Element and region listings
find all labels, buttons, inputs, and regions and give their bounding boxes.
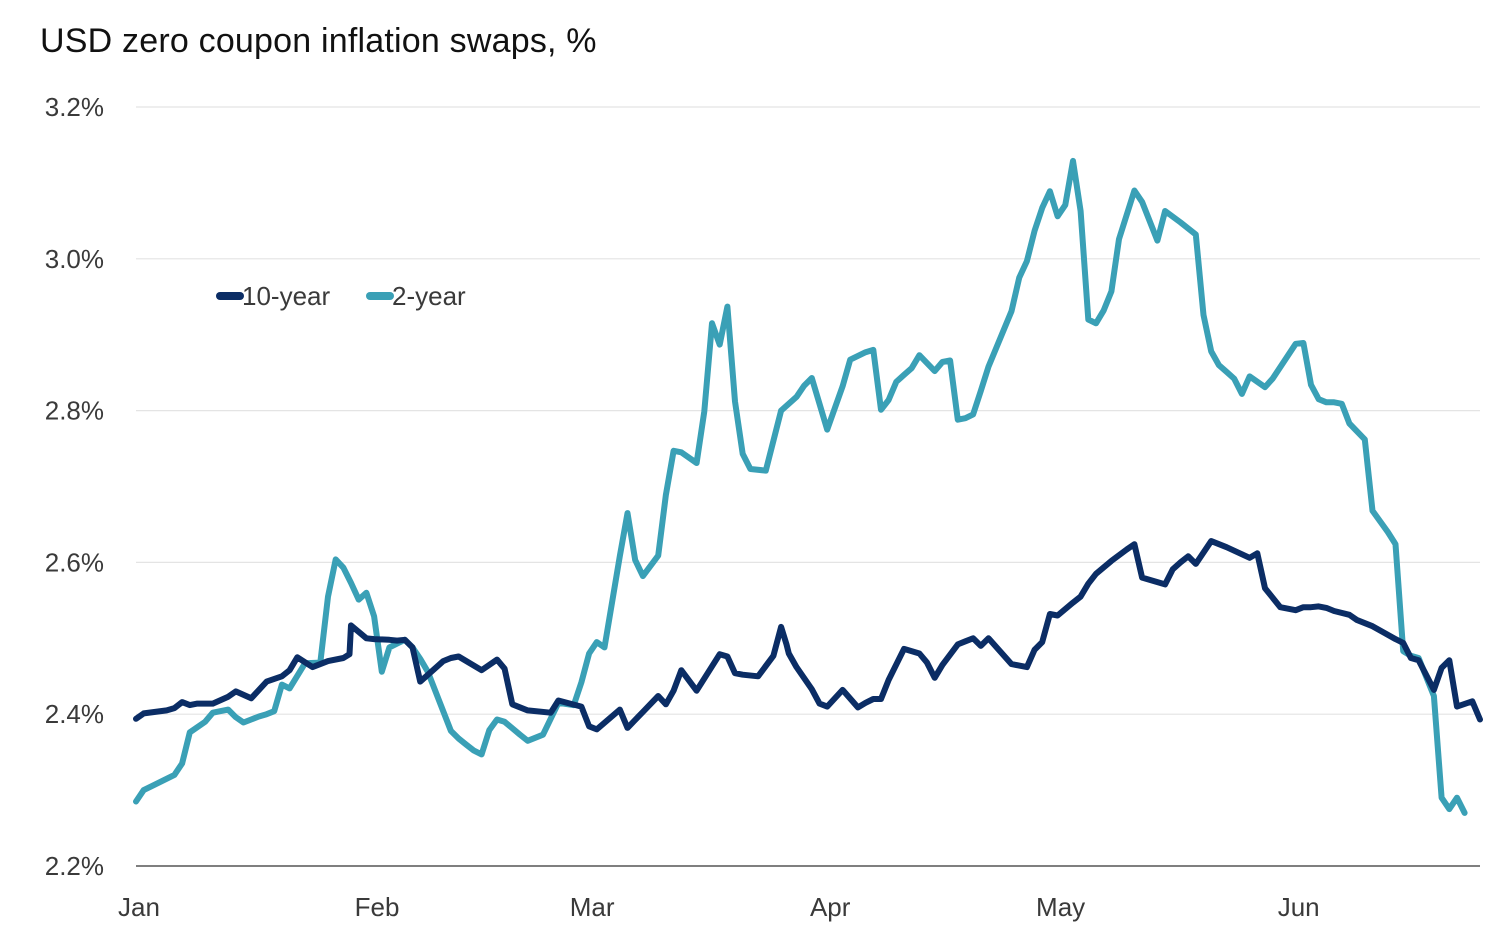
y-tick-label: 2.8% [45, 396, 104, 426]
x-tick-label: Feb [355, 892, 400, 922]
legend-label: 2-year [392, 281, 466, 311]
y-tick-label: 3.2% [45, 92, 104, 122]
x-tick-label: Jun [1278, 892, 1320, 922]
chart-title: USD zero coupon inflation swaps, % [40, 22, 597, 60]
series-line-2-year [133, 157, 1468, 816]
legend: 10-year 2-year [216, 281, 466, 311]
y-gridlines [136, 106, 1480, 867]
x-tick-label: Mar [570, 892, 615, 922]
x-tick-label: May [1036, 892, 1085, 922]
y-tick-label: 2.6% [45, 547, 104, 577]
legend-label: 10-year [242, 281, 330, 311]
series-line-10-year [133, 538, 1483, 733]
x-tick-label: Apr [810, 892, 851, 922]
x-tick-label: Jan [118, 892, 160, 922]
y-tick-label: 3.0% [45, 244, 104, 274]
y-tick-label: 2.4% [45, 699, 104, 729]
y-tick-label: 2.2% [45, 851, 104, 881]
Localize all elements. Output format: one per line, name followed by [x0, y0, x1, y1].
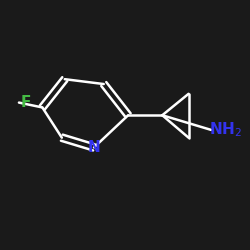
- Text: F: F: [21, 95, 32, 110]
- Text: N: N: [88, 140, 101, 155]
- Text: NH$_2$: NH$_2$: [208, 120, 242, 139]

◆ **WRITTEN INSTRUCTION**: Convert the lines starting at the one that contains "Localize all elements." and ending at the last line of the rows into a Markdown table with the columns Number and Line, numbering each line and skipping blank lines. Leave the pictures out.

◆ **EXERCISE OUTPUT**:
| Number | Line |
|---|---|
| 1 | Localize all elements. Output format: one per line, name followed by [x0, y0, x1, y1]. |
| 2 | - Text: F: F: [21, 95, 32, 110] |
| 3 | - Text: N: N: [88, 140, 101, 155] |
| 4 | - Text: NH$_2$: NH$_2$: [208, 120, 242, 139] |